**Dataset extract:**
----------------
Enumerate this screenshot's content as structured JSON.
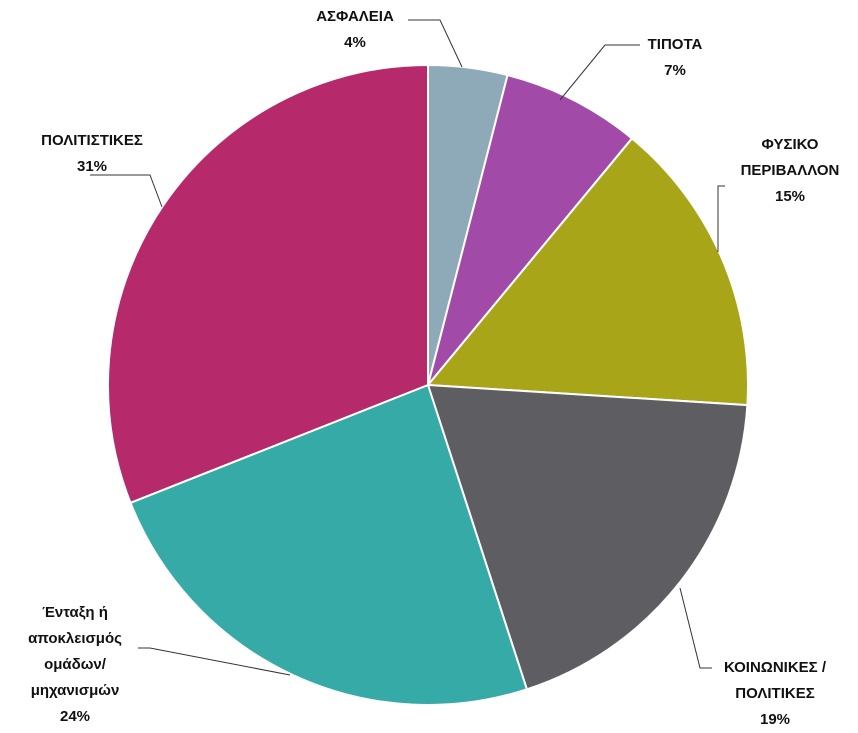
{
  "chart_data": {
    "type": "pie",
    "categories": [
      "ΑΣΦΑΛΕΙΑ",
      "ΤΙΠΟΤΑ",
      "ΦΥΣΙΚΟ\nΠΕΡΙΒΑΛΛΟΝ",
      "ΚΟΙΝΩΝΙΚΕΣ /\nΠΟΛΙΤΙΚΕΣ",
      "Ένταξη ή\nαποκλεισμός\nομάδων/\nμηχανισμών",
      "ΠΟΛΙΤΙΣΤΙΚΕΣ"
    ],
    "values": [
      4,
      7,
      15,
      19,
      24,
      31
    ],
    "value_labels": [
      "4%",
      "7%",
      "15%",
      "19%",
      "24%",
      "31%"
    ],
    "colors": [
      "#8eaab9",
      "#a24aa8",
      "#a8a519",
      "#5e5e62",
      "#35aaa7",
      "#b62a6b"
    ]
  }
}
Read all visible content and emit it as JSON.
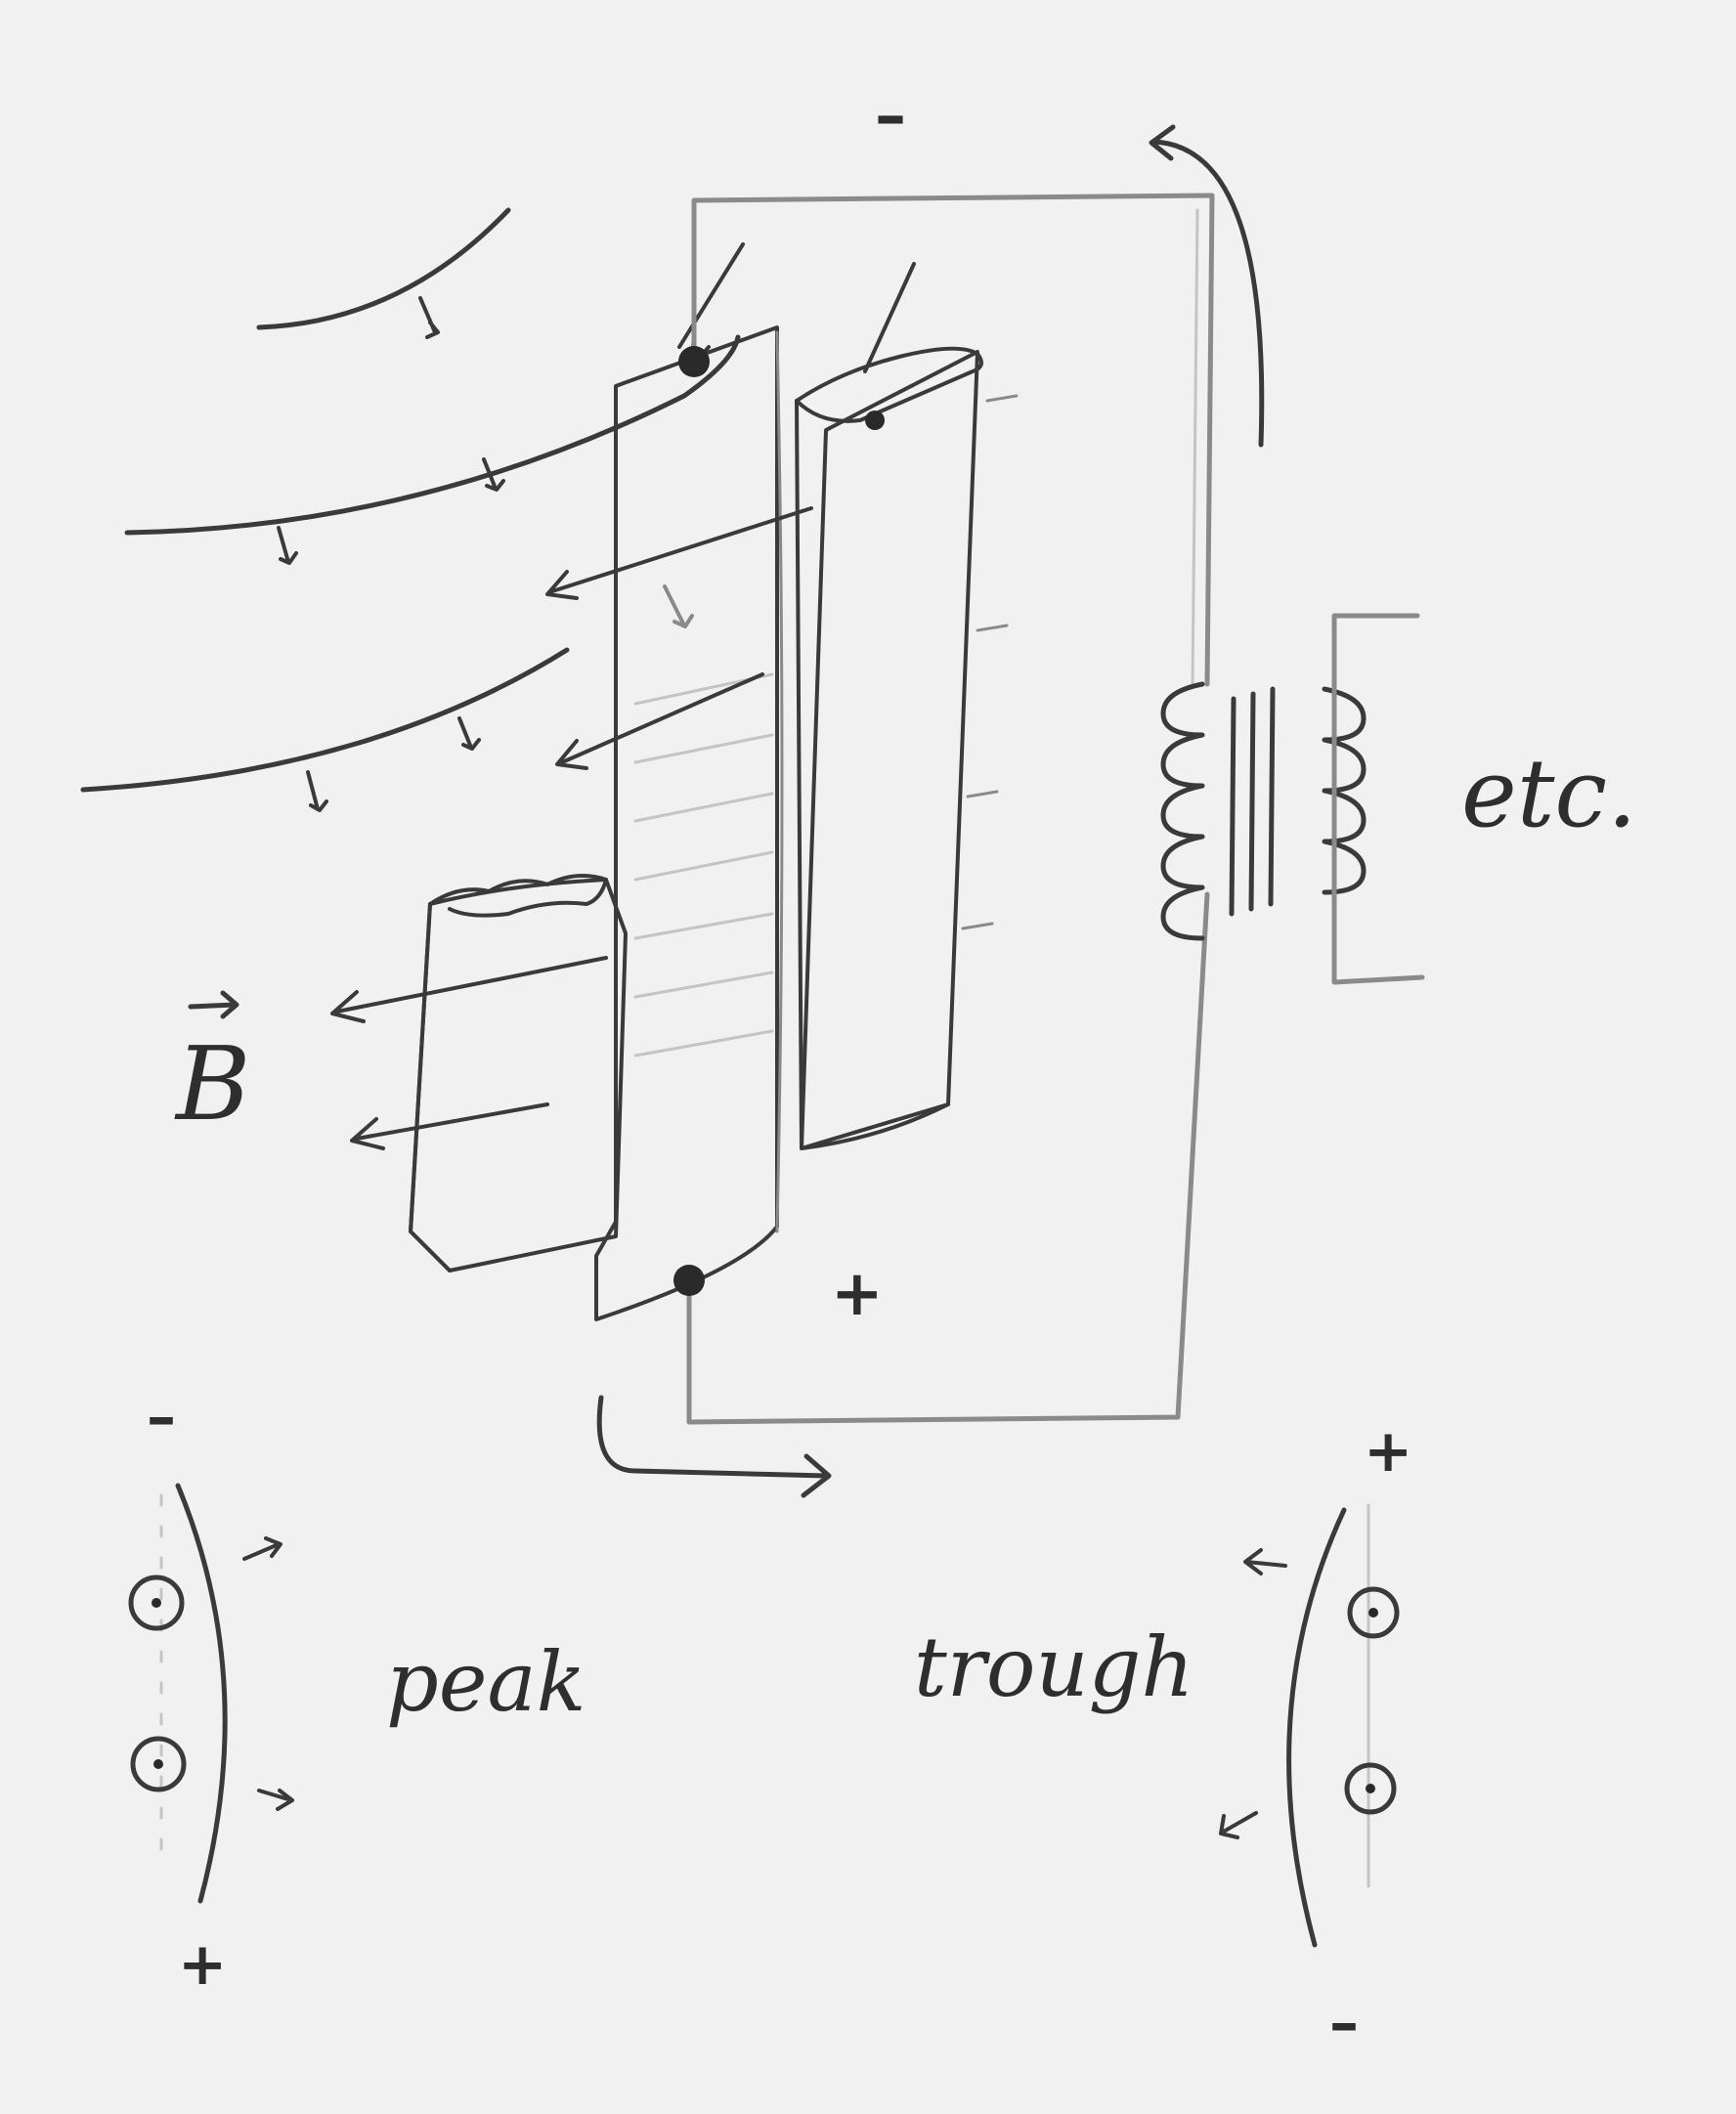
{
  "labels": {
    "minus_top": "–",
    "plus_mid": "+",
    "field_label": "B",
    "etc": "etc.",
    "peak": "peak",
    "trough": "trough",
    "peak_top_sign": "–",
    "peak_bottom_sign": "+",
    "trough_top_sign": "+",
    "trough_bottom_sign": "–"
  },
  "colors": {
    "paper": "#f1f1f1",
    "pencil": "#3a3a3a",
    "shading": "#8a8a8a"
  }
}
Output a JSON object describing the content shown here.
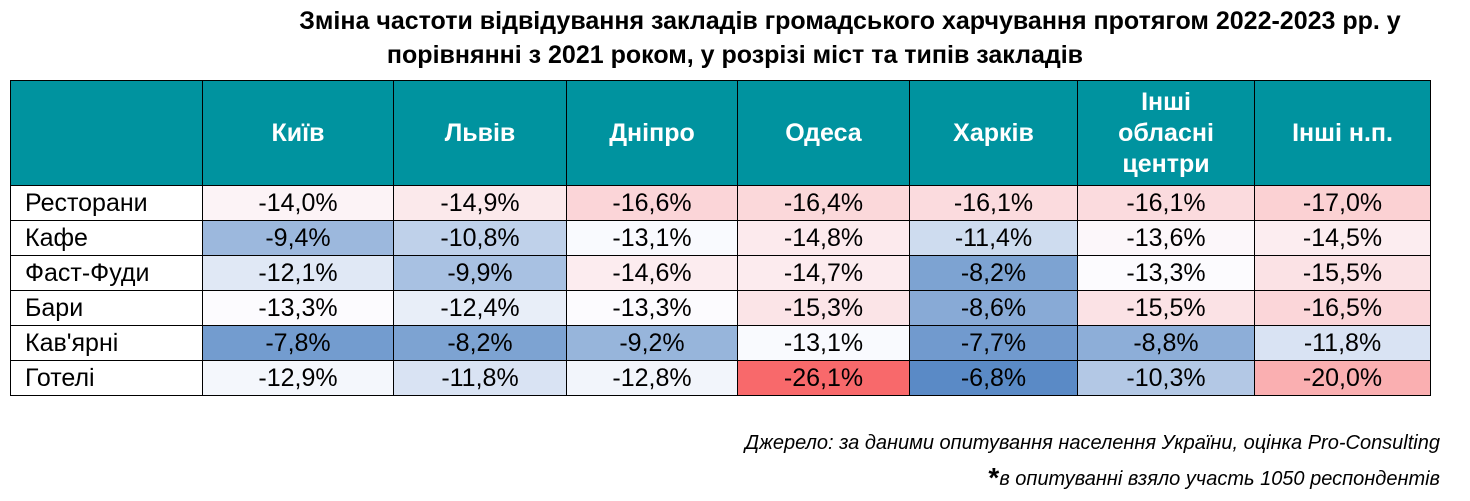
----------------
**The exercise:**
With the pictures omitted, reproduce the records in full and exactly.

**Correct response:**
Enumerate this screenshot's content as structured JSON.
{
  "chart_data": {
    "type": "pie",
    "categories": [
      "ΑΣΦΑΛΕΙΑ",
      "ΤΙΠΟΤΑ",
      "ΦΥΣΙΚΟ\nΠΕΡΙΒΑΛΛΟΝ",
      "ΚΟΙΝΩΝΙΚΕΣ /\nΠΟΛΙΤΙΚΕΣ",
      "Ένταξη ή\nαποκλεισμός\nομάδων/\nμηχανισμών",
      "ΠΟΛΙΤΙΣΤΙΚΕΣ"
    ],
    "values": [
      4,
      7,
      15,
      19,
      24,
      31
    ],
    "value_labels": [
      "4%",
      "7%",
      "15%",
      "19%",
      "24%",
      "31%"
    ],
    "colors": [
      "#8eaab9",
      "#a24aa8",
      "#a8a519",
      "#5e5e62",
      "#35aaa7",
      "#b62a6b"
    ]
  }
}
Read all visible content and emit it as JSON.
{
  "labels": {
    "minus_top": "–",
    "plus_mid": "+",
    "field_label": "B",
    "etc": "etc.",
    "peak": "peak",
    "trough": "trough",
    "peak_top_sign": "–",
    "peak_bottom_sign": "+",
    "trough_top_sign": "+",
    "trough_bottom_sign": "–"
  },
  "colors": {
    "paper": "#f1f1f1",
    "pencil": "#3a3a3a",
    "shading": "#8a8a8a"
  }
}
Output a JSON object describing the content shown here.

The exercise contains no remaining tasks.